Written exercise
Extract every line from the records below that contains the word "steg".
— Begin Provided records —
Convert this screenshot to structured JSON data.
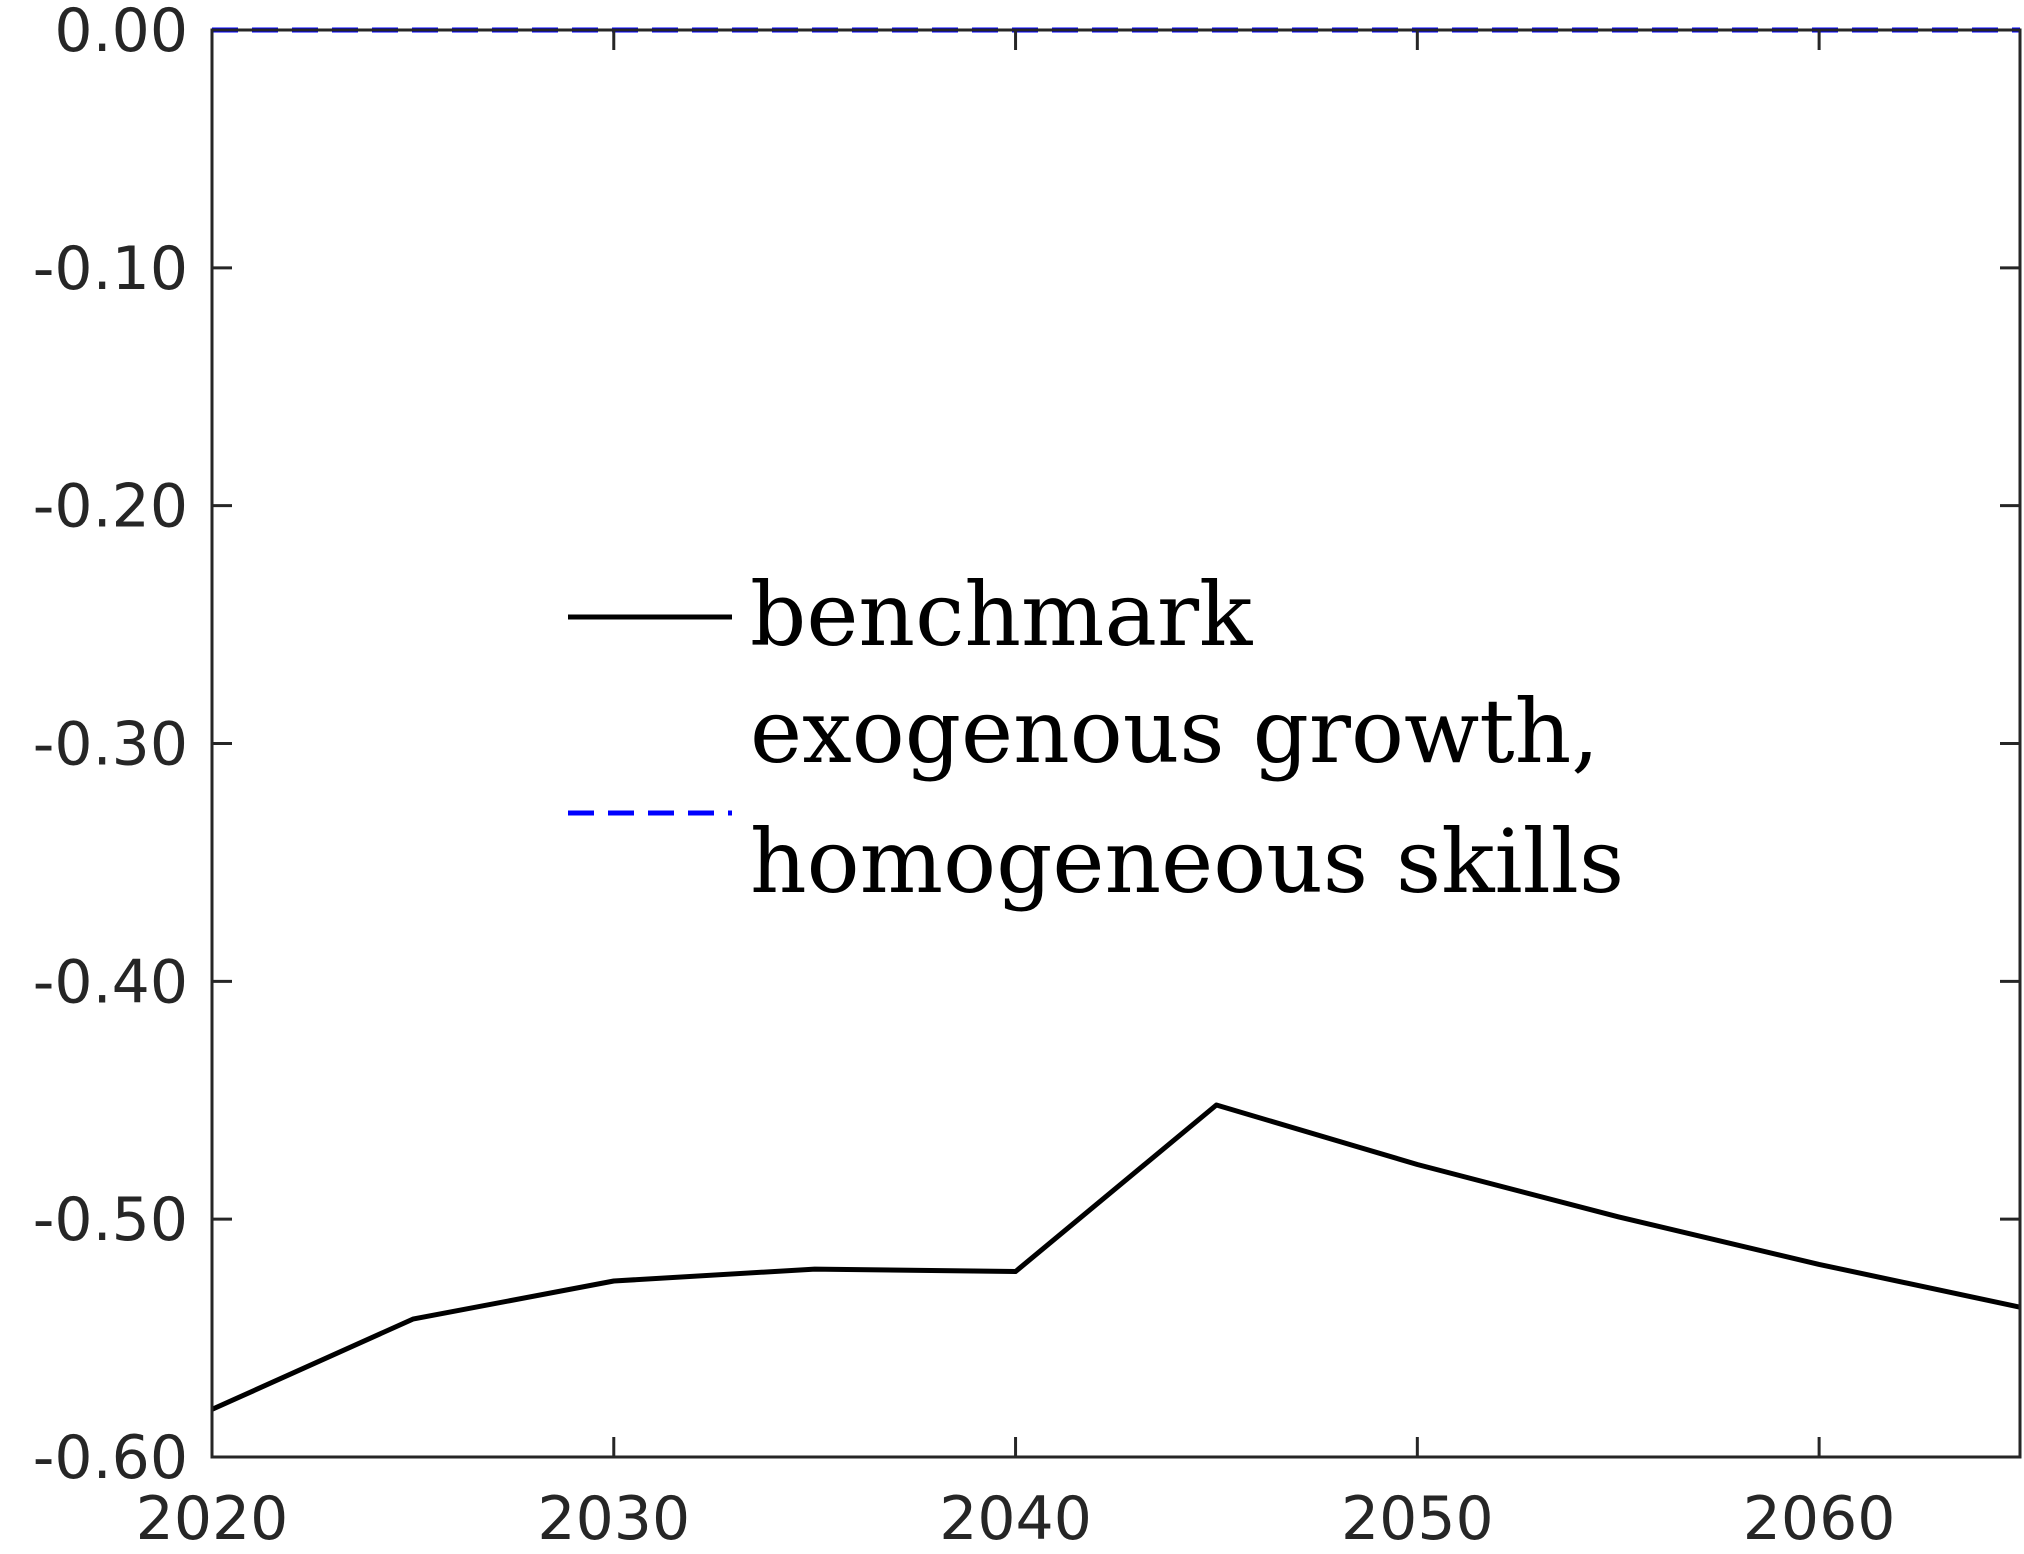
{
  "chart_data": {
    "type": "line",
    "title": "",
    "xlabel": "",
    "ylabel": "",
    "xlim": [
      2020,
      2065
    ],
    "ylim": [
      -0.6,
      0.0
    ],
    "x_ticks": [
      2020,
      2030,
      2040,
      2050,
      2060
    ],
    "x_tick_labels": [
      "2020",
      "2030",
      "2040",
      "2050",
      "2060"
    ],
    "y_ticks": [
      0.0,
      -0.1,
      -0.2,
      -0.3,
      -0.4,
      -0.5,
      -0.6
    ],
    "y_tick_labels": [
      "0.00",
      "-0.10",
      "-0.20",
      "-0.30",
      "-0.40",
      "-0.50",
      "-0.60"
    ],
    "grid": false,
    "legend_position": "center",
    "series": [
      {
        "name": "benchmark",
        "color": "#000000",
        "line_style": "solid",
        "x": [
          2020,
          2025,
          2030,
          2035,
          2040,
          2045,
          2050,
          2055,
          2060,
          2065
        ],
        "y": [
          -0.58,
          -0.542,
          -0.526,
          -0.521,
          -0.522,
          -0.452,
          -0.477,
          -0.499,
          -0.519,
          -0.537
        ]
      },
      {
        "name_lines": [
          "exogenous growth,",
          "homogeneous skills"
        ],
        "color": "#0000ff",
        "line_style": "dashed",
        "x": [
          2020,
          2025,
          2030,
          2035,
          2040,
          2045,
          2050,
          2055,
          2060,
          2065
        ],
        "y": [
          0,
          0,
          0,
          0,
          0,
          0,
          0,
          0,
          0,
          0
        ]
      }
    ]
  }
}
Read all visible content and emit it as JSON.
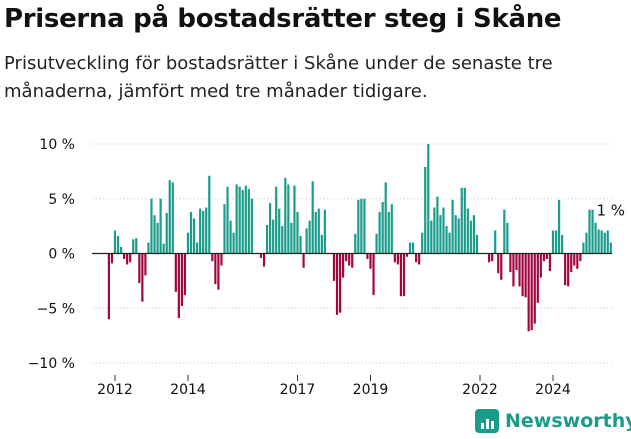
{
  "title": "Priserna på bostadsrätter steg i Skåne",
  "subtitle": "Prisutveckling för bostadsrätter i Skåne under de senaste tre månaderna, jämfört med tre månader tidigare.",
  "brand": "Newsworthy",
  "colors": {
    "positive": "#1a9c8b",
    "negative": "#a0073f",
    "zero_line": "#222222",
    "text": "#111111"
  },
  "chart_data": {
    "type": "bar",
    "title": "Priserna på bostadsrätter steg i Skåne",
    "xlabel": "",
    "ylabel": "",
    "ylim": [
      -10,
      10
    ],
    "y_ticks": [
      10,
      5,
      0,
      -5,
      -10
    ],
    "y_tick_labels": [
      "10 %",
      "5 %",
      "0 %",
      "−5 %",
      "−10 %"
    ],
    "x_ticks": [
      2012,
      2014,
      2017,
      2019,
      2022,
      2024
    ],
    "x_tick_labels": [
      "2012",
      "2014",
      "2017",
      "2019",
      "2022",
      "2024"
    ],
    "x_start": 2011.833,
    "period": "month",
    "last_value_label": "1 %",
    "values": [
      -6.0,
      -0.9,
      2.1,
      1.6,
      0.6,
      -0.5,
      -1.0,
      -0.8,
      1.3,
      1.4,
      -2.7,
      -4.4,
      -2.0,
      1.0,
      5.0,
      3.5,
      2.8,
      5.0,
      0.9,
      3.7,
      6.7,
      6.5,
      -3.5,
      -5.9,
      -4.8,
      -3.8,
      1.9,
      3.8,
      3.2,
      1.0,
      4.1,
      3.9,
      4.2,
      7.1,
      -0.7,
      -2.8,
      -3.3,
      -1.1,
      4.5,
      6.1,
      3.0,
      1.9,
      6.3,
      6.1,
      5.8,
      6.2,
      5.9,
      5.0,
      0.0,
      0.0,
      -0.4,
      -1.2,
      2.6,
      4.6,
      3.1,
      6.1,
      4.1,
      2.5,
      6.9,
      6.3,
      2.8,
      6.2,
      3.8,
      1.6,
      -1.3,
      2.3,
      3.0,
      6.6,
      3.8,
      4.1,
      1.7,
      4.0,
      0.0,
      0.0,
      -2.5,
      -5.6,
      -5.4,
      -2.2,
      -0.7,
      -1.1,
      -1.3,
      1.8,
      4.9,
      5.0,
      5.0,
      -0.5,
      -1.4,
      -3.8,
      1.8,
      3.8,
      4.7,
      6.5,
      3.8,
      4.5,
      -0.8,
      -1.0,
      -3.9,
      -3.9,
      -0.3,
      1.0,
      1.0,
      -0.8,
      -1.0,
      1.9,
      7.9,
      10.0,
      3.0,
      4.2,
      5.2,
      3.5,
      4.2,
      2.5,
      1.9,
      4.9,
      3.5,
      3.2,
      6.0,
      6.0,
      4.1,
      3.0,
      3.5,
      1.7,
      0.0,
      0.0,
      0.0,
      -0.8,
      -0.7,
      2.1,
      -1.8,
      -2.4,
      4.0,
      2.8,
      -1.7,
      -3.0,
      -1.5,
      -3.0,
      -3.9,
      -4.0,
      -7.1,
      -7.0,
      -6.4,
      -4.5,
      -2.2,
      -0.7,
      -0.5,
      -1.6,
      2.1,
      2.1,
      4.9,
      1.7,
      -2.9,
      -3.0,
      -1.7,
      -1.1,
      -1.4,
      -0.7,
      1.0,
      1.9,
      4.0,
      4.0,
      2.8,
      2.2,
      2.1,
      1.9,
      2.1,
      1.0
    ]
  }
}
— End Provided records —
Finished answer
  "title": "Priserna på bostadsrätter steg i Skåne",
    "title": "Priserna på bostadsrätter steg i Skåne",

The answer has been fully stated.